Stated exercise A. Reproduce the passage of the RIVM datacube description that runs from "The RIVM datacube" up to and including "machine learning models.", word for word.
Stated exercise B. Extend the RIVM datacube description with the text that would come next, beginning after its last sentence.

The RIVM datacube is a data repository aimed at spatial grid based data, although it can manage any kind of data. It is used in our data-science projects involving spatial analyses, modeling and prediction. It is suitable for combining field measurements, e.g. from monitoring networks, with other spatial data (e.g. soil types, groundwater levels, land use, altitude, crops, emission data etc.). All the spatial data in the datacube is georeferenced to the same extent, so maps can be stacked easily. These stacks are the actual datacubes we use in our machine learning models.
This package contains functions to work with GIS data and PostGIS, it manages data by storing data to the repository, generate meta-data, creates audit trails or data lineage paths, and stores versioning info. It is aimed at small teams working together with the same data. The datacube package makes it possible to work on projects which are reusable, reproducible and auditable.

Entries provided.
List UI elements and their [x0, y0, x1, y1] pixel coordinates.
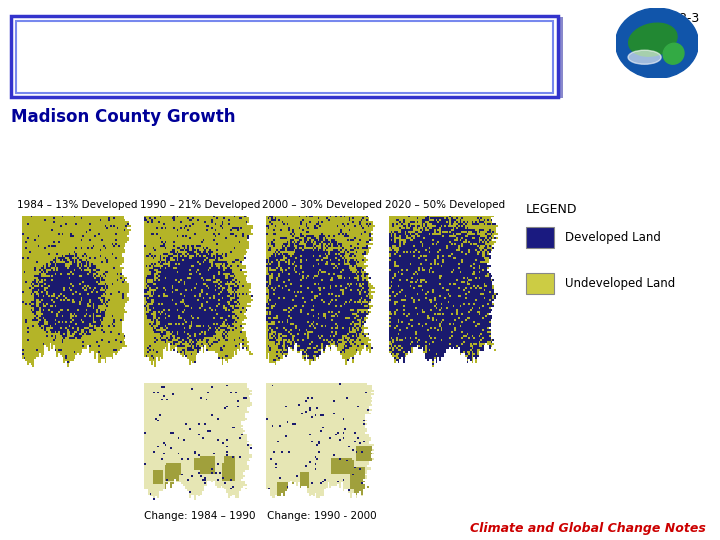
Text: 1990 – 21% Developed: 1990 – 21% Developed: [140, 199, 260, 210]
Text: Madison County Growth: Madison County Growth: [11, 108, 235, 126]
Text: Change: 1990 - 2000: Change: 1990 - 2000: [267, 511, 377, 522]
Text: Climate and Global Change Notes: Climate and Global Change Notes: [469, 522, 706, 535]
FancyBboxPatch shape: [16, 17, 563, 98]
Text: LEGEND: LEGEND: [526, 203, 577, 216]
Ellipse shape: [629, 23, 677, 56]
Text: 2000 – 30% Developed: 2000 – 30% Developed: [262, 199, 382, 210]
Text: Undeveloped Land: Undeveloped Land: [565, 277, 675, 290]
Text: 18-3: 18-3: [672, 12, 700, 25]
Circle shape: [616, 8, 698, 78]
Text: 2020 – 50% Developed: 2020 – 50% Developed: [384, 199, 505, 210]
Text: 1984 – 13% Developed: 1984 – 13% Developed: [17, 199, 138, 210]
Text: Change: 1984 – 1990: Change: 1984 – 1990: [144, 511, 256, 522]
Ellipse shape: [628, 50, 661, 64]
FancyBboxPatch shape: [16, 21, 553, 93]
FancyBboxPatch shape: [11, 16, 558, 97]
Ellipse shape: [663, 43, 684, 64]
Bar: [526, 227, 554, 248]
Text: Developed Land: Developed Land: [565, 231, 661, 244]
Bar: [526, 273, 554, 294]
Text: Urban Heat Island: Urban Heat Island: [96, 41, 465, 75]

Output A.
The RIVM datacube is a data repository aimed at spatial grid based data, although it can manage any kind of data. It is used in our data-science projects involving spatial analyses, modeling and prediction. It is suitable for combining field measurements, e.g. from monitoring networks, with other spatial data (e.g. soil types, groundwater levels, land use, altitude, crops, emission data etc.). All the spatial data in the datacube is georeferenced to the same extent, so maps can be stacked easily. These stacks are the actual datacubes we use in our machine learning models.

Output B.
Please note: this is work in progress. This package needs git and PostgreSQL/PostGIS for proper working. It assumes a Linux OS (it might work under Windows but we never tried).
Installation in R , using the devtools package: devtools::install_github("jspijker/datacube")
Please make sure you already have the fasterize and the here package installed.
I presented this package at the useR!2019 conference. During the discussions I noticed that people really like the idea of a data repository and to have the possibility to create an audit trail for their data. However, the name of this package, datacube, is confusing. We use this for datacubes but it is not limited to datacubes, it can be used for any data or data-workflow.
To make this package more useful for a general R audience, we will split this package into two parts. We keep all the stuff about datacubes and spatial rasters in our datacube package. It's the stuff we love and use, and it 'works for us'. The stuff about the data repository, audit trails etc. will go into a separate package, so it can be of use for others.
The datacube package uses 3 other related packages:
- pgobjects is a package to store R objects, either variables, functions, or complete environments, into a PostgreSQL database.
- The pgblobs package is an extension of pgobjects. If objects are to big to store in the database, like raster grids or spatial data, only the meta data is stored in the database and the file, or blob, is stored on a shared disk location.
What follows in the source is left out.